## Begin
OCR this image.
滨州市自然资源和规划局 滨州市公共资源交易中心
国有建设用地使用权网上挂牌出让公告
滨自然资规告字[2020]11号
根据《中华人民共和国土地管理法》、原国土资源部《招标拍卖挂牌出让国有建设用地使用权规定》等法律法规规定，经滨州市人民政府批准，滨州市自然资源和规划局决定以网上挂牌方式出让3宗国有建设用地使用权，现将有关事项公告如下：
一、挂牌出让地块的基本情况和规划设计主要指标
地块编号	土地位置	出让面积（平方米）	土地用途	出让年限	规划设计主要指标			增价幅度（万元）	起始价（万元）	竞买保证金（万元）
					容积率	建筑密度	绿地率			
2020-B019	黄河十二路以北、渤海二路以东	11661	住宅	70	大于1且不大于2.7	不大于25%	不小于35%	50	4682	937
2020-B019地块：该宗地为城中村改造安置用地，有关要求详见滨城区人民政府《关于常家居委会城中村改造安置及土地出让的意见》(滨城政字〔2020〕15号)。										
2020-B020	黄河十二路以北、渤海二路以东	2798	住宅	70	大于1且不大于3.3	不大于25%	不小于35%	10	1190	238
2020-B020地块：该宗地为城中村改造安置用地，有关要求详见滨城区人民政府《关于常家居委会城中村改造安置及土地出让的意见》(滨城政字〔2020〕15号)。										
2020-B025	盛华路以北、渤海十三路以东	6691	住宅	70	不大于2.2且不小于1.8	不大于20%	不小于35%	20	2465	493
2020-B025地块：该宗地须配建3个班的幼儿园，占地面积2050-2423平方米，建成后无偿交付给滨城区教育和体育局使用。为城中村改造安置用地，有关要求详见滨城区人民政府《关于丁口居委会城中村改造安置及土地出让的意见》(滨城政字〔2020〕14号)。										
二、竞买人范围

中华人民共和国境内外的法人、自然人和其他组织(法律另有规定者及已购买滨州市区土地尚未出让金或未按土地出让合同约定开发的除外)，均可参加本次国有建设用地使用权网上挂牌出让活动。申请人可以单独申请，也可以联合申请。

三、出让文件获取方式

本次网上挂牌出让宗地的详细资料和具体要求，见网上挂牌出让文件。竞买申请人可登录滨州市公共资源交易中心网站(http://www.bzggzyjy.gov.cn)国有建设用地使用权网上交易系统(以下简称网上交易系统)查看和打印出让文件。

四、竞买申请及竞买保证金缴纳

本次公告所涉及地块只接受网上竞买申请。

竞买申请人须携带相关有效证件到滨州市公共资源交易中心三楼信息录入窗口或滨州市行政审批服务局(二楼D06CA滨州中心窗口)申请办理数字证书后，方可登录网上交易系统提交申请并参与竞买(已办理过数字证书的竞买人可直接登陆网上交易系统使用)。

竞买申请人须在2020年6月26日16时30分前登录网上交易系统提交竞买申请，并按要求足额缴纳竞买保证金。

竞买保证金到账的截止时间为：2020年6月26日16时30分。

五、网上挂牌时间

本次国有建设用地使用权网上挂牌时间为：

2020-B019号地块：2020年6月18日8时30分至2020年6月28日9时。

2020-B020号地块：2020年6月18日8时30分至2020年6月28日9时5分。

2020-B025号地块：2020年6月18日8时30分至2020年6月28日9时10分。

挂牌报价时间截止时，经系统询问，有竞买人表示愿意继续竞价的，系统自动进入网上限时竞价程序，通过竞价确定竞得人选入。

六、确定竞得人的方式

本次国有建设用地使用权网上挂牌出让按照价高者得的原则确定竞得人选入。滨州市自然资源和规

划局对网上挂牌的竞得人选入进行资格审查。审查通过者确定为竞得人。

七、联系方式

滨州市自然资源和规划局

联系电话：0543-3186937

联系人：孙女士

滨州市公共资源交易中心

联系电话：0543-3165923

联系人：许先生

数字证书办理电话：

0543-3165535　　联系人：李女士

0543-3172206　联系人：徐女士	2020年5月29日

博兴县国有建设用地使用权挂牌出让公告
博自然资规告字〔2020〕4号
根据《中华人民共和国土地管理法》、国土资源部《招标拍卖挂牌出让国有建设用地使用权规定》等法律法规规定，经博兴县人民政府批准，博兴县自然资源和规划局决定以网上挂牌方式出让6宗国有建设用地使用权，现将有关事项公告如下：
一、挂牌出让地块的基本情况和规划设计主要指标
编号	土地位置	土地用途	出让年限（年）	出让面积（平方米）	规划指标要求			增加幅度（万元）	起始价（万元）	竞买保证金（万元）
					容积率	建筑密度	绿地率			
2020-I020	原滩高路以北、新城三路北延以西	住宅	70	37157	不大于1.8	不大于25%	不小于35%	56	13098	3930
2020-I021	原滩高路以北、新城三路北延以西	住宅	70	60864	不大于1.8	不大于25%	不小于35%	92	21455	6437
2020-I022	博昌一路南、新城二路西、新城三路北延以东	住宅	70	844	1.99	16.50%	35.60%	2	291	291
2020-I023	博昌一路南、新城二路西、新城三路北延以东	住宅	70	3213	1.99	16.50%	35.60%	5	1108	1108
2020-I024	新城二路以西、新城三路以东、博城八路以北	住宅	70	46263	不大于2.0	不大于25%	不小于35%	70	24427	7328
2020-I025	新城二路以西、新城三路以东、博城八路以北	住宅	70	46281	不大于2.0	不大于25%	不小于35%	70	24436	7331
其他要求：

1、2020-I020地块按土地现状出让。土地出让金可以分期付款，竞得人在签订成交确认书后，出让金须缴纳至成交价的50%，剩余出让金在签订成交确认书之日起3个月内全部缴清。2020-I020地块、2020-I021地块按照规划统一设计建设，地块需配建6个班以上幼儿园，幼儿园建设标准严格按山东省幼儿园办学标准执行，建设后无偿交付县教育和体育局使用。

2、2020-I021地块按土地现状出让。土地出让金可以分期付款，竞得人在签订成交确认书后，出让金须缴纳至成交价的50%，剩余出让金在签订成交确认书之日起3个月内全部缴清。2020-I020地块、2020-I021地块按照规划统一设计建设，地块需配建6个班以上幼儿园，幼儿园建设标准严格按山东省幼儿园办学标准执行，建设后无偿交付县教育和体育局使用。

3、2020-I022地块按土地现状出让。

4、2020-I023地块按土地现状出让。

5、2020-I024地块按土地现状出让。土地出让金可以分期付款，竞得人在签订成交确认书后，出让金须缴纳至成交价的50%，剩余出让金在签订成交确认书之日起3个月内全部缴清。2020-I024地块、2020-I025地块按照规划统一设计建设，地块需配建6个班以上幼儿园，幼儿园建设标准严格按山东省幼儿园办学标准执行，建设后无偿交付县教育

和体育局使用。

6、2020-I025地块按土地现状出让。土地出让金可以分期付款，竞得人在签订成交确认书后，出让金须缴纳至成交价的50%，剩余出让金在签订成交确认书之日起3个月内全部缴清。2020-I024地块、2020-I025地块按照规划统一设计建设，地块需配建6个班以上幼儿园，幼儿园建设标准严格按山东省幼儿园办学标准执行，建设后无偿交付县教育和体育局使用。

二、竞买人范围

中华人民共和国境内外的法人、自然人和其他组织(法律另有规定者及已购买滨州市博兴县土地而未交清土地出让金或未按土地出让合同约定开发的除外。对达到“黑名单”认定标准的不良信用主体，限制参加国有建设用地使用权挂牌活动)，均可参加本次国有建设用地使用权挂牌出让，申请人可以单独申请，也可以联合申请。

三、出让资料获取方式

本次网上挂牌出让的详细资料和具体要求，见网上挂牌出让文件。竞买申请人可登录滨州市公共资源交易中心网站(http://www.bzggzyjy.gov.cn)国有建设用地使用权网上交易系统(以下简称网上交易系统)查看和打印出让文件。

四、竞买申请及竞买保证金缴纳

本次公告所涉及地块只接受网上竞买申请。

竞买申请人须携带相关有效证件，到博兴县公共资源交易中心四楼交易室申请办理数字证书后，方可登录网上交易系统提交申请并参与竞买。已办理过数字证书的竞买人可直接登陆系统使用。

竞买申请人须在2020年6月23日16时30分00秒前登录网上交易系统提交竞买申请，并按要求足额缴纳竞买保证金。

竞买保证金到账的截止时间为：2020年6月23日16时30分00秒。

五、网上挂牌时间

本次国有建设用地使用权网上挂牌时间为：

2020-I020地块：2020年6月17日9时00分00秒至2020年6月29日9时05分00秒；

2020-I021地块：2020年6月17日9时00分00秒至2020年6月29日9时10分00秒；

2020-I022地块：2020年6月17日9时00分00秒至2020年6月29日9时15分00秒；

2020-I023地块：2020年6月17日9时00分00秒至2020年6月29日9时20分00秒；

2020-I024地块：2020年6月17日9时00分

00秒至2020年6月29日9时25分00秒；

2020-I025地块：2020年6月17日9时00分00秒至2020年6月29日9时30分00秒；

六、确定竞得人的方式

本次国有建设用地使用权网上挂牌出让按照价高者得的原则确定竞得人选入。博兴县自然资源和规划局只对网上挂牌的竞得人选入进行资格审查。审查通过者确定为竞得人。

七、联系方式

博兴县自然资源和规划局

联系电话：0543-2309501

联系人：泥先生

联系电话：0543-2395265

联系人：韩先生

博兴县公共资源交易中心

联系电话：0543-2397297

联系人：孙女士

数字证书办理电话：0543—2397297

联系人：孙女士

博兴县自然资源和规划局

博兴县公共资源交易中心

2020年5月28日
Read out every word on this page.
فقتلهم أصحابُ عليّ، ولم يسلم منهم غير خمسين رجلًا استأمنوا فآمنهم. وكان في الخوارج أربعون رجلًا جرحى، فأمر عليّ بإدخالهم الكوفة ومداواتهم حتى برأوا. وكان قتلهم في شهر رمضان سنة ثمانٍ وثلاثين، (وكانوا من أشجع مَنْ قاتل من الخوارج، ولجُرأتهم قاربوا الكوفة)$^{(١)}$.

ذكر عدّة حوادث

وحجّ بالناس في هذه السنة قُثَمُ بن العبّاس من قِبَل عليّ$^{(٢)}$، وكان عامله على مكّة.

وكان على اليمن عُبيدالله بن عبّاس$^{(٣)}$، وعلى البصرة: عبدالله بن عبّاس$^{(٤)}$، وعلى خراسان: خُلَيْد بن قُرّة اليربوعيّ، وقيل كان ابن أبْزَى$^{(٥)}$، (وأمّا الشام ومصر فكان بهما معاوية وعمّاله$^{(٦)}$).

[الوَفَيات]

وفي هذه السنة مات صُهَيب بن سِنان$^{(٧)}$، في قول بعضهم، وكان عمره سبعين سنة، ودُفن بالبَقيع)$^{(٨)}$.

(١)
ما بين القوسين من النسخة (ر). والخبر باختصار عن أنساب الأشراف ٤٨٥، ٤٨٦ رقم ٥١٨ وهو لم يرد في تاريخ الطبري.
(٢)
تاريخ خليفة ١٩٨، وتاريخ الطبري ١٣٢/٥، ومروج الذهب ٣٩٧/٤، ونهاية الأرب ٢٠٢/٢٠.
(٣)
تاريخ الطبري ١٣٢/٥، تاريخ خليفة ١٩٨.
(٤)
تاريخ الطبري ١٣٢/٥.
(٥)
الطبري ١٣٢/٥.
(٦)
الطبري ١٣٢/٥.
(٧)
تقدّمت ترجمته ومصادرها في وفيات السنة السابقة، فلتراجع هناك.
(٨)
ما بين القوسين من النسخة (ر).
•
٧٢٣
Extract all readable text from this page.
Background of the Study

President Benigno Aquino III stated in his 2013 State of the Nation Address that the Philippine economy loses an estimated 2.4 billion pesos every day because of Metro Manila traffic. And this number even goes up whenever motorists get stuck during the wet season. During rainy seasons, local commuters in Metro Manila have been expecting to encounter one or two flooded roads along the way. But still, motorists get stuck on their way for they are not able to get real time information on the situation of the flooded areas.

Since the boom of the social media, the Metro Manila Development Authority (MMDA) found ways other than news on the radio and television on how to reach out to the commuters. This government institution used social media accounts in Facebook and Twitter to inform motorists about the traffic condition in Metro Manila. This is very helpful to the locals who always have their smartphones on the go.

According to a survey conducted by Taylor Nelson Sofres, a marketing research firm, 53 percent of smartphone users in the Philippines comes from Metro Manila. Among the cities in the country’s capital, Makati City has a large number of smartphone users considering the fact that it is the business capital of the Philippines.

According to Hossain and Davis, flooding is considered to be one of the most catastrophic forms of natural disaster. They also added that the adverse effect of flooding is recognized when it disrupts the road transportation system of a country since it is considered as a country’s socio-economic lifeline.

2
## End
## What is asked
Give again, word for word, every line from the one holding "Extract all readable text from this page." to the end of the data.

## Task solution
Extract all readable text from this page.
Background of the Study

President Benigno Aquino III stated in his 2013 State of the Nation Address that the Philippine economy loses an estimated 2.4 billion pesos every day because of Metro Manila traffic. And this number even goes up whenever motorists get stuck during the wet season. During rainy seasons, local commuters in Metro Manila have been expecting to encounter one or two flooded roads along the way. But still, motorists get stuck on their way for they are not able to get real time information on the situation of the flooded areas.

Since the boom of the social media, the Metro Manila Development Authority (MMDA) found ways other than news on the radio and television on how to reach out to the commuters. This government institution used social media accounts in Facebook and Twitter to inform motorists about the traffic condition in Metro Manila. This is very helpful to the locals who always have their smartphones on the go.

According to a survey conducted by Taylor Nelson Sofres, a marketing research firm, 53 percent of smartphone users in the Philippines comes from Metro Manila. Among the cities in the country’s capital, Makati City has a large number of smartphone users considering the fact that it is the business capital of the Philippines.

According to Hossain and Davis, flooding is considered to be one of the most catastrophic forms of natural disaster. They also added that the adverse effect of flooding is recognized when it disrupts the road transportation system of a country since it is considered as a country’s socio-economic lifeline.

2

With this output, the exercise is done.